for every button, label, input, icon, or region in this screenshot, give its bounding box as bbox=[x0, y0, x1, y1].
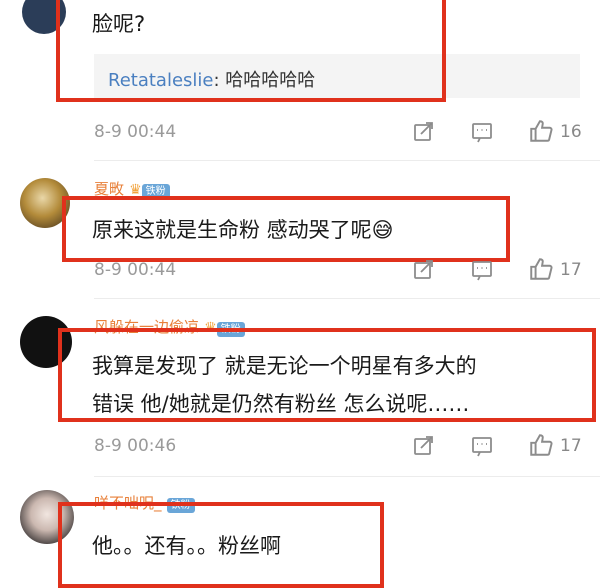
comment-text: 他。。还有。。粉丝啊 bbox=[92, 534, 281, 558]
reply-text: 哈哈哈哈哈 bbox=[225, 70, 316, 91]
comment-text-line: 我算是发现了 就是无论一个明星有多大的 bbox=[92, 354, 477, 378]
repost-icon[interactable] bbox=[412, 120, 436, 144]
reply-separator: : bbox=[213, 70, 226, 91]
like-icon[interactable] bbox=[528, 118, 554, 144]
like-count: 16 bbox=[560, 122, 582, 142]
divider bbox=[94, 298, 600, 299]
comment-time: 8-9 00:46 bbox=[94, 436, 177, 456]
comment-text: 原来这就是生命粉 感动哭了呢😅 bbox=[92, 218, 394, 242]
comment-icon[interactable] bbox=[470, 120, 494, 144]
reply-username[interactable]: Retataleslie bbox=[108, 70, 213, 91]
like-count: 17 bbox=[560, 436, 582, 456]
repost-icon[interactable] bbox=[412, 434, 436, 458]
like-icon[interactable] bbox=[528, 256, 554, 282]
comment-time: 8-9 00:44 bbox=[94, 260, 177, 280]
repost-icon[interactable] bbox=[412, 258, 436, 282]
like-icon[interactable] bbox=[528, 432, 554, 458]
comment-text: 脸呢? bbox=[92, 12, 146, 36]
divider bbox=[94, 160, 600, 161]
comment-icon[interactable] bbox=[470, 258, 494, 282]
comment-text-line: 错误 他/她就是仍然有粉丝 怎么说呢…… bbox=[92, 392, 470, 416]
comment-time: 8-9 00:44 bbox=[94, 122, 177, 142]
divider bbox=[94, 476, 600, 477]
like-count: 17 bbox=[560, 260, 582, 280]
reply-line: Retataleslie: 哈哈哈哈哈 bbox=[108, 66, 315, 92]
comment-icon[interactable] bbox=[470, 434, 494, 458]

━━━━━━

*Given exercise:*
Rewrite the stretch from the line containing "comment-text: 他。。还有。。粉丝啊 bbox=[92, 534, 281, 558]" through the end of the entries, replacing "repost-icon" with "share-icon" and leaving everything else unchanged. Give only those lines.

*The answer:*
comment-text: 他。。还有。。粉丝啊 bbox=[92, 534, 281, 558]
reply-text: 哈哈哈哈哈 bbox=[225, 70, 316, 91]
comment-text-line: 我算是发现了 就是无论一个明星有多大的 bbox=[92, 354, 477, 378]
share-icon[interactable] bbox=[412, 120, 436, 144]
reply-separator: : bbox=[213, 70, 226, 91]
like-icon[interactable] bbox=[528, 118, 554, 144]
like-count: 16 bbox=[560, 122, 582, 142]
divider bbox=[94, 298, 600, 299]
comment-time: 8-9 00:46 bbox=[94, 436, 177, 456]
comment-text: 原来这就是生命粉 感动哭了呢😅 bbox=[92, 218, 394, 242]
comment-icon[interactable] bbox=[470, 120, 494, 144]
reply-username[interactable]: Retataleslie bbox=[108, 70, 213, 91]
like-count: 17 bbox=[560, 436, 582, 456]
share-icon[interactable] bbox=[412, 434, 436, 458]
like-icon[interactable] bbox=[528, 256, 554, 282]
comment-time: 8-9 00:44 bbox=[94, 260, 177, 280]
share-icon[interactable] bbox=[412, 258, 436, 282]
like-icon[interactable] bbox=[528, 432, 554, 458]
comment-text: 脸呢? bbox=[92, 12, 146, 36]
divider bbox=[94, 160, 600, 161]
comment-icon[interactable] bbox=[470, 258, 494, 282]
comment-text-line: 错误 他/她就是仍然有粉丝 怎么说呢…… bbox=[92, 392, 470, 416]
comment-time: 8-9 00:44 bbox=[94, 122, 177, 142]
divider bbox=[94, 476, 600, 477]
like-count: 17 bbox=[560, 260, 582, 280]
reply-line: Retataleslie: 哈哈哈哈哈 bbox=[108, 66, 315, 92]
comment-icon[interactable] bbox=[470, 434, 494, 458]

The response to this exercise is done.